SET EXERCISE => All material below is to be reproduced exactly.

================

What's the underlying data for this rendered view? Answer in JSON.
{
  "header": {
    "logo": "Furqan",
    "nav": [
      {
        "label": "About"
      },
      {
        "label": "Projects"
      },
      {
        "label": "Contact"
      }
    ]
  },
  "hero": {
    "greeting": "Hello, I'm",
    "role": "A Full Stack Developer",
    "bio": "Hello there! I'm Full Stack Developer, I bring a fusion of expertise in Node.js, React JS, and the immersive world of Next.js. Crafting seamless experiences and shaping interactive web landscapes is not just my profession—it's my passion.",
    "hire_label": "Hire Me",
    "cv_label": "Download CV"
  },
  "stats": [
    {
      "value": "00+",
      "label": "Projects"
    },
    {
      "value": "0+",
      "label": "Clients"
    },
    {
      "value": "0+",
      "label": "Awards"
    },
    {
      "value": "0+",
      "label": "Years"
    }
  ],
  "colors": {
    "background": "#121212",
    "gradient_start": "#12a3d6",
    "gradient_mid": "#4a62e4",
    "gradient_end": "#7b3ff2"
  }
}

================

ANSWER BELOW =>
What's the underlying data for this rendered view? Answer in JSON.
{
  "header": {
    "logo": "Furqan",
    "nav": [
      {
        "label": "About"
      },
      {
        "label": "Projects"
      },
      {
        "label": "Contact"
      }
    ]
  },
  "hero": {
    "greeting": "Hello, I'm",
    "role": "A Full Stack Developer",
    "bio": "Hello there! I'm Full Stack Developer, I bring a fusion of expertise in Node.js, React JS, and the immersive world of Next.js. Crafting seamless experiences and shaping interactive web landscapes is not just my profession—it's my passion.",
    "hire_label": "Hire Me",
    "cv_label": "Download CV"
  },
  "stats": [
    {
      "value": "00+",
      "label": "Projects"
    },
    {
      "value": "0+",
      "label": "Clients"
    },
    {
      "value": "0+",
      "label": "Awards"
    },
    {
      "value": "0+",
      "label": "Years"
    }
  ],
  "colors": {
    "background": "#121212",
    "gradient_start": "#12a3d6",
    "gradient_mid": "#4a62e4",
    "gradient_end": "#7b3ff2"
  }
}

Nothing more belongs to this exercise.